#### GIVEN ENTRIES ####

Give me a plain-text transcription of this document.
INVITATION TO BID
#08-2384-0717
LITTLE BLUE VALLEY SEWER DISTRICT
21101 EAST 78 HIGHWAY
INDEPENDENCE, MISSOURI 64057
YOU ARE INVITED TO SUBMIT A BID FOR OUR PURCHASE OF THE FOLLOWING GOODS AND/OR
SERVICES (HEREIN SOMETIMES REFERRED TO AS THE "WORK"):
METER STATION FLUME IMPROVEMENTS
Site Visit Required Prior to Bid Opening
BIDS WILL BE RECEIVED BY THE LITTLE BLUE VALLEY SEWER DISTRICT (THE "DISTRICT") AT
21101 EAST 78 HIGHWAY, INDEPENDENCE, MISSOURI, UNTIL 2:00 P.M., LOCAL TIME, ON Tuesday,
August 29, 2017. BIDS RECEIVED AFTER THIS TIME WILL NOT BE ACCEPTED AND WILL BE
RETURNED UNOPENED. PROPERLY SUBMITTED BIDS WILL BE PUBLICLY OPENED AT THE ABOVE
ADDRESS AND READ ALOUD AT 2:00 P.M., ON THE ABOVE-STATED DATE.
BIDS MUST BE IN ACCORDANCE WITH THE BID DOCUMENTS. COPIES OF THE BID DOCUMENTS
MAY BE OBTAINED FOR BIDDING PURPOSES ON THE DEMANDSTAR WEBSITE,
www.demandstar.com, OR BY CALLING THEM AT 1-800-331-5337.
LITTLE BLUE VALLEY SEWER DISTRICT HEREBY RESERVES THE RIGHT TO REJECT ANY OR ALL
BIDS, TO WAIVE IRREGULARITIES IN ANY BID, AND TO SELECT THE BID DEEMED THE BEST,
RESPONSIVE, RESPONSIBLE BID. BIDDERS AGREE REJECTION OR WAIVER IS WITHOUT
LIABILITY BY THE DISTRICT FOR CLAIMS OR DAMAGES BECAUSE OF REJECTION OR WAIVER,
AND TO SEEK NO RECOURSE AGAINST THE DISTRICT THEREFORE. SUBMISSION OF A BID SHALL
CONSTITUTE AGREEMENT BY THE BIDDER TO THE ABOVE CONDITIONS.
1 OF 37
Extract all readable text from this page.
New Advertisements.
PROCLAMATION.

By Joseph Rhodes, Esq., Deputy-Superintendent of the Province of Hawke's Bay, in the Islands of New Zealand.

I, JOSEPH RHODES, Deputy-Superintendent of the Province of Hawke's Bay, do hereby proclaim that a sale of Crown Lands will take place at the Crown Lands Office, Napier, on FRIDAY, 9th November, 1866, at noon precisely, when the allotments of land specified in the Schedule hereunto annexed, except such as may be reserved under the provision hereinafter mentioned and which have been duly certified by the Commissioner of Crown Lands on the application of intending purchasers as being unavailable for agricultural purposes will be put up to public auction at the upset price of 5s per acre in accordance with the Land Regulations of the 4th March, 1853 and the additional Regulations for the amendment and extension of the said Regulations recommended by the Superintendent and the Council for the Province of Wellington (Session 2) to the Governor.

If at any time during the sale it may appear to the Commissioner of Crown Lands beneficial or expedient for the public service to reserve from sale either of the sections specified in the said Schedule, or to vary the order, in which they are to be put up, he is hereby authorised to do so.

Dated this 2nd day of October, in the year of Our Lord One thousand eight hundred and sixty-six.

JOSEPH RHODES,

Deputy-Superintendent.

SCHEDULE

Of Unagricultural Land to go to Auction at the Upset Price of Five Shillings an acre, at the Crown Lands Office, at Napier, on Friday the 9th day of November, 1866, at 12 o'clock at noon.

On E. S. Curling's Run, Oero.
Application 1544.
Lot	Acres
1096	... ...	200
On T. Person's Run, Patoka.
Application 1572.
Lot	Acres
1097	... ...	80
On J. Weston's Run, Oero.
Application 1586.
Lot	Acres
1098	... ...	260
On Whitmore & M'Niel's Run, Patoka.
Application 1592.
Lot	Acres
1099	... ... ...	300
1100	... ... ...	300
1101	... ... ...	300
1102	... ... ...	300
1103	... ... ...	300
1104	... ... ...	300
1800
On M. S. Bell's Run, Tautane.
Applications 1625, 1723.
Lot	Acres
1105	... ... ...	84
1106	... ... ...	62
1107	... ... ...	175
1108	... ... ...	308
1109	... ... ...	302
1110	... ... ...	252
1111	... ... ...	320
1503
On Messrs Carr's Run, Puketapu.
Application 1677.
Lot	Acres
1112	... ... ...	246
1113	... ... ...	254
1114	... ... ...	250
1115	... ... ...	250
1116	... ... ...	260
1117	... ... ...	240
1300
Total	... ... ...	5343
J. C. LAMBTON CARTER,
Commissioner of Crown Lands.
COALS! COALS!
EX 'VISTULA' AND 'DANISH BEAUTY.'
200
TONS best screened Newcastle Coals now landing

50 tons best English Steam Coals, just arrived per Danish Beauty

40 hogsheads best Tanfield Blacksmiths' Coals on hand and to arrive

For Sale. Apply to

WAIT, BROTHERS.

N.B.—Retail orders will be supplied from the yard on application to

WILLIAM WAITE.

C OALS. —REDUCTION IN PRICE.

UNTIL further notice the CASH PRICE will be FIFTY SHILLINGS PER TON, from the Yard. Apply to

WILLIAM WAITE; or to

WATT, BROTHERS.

####

TASK DESCRIPTION - Give the count of lines in the records that contain "SEWER", and no other text.

ANSWER IN FULL - 3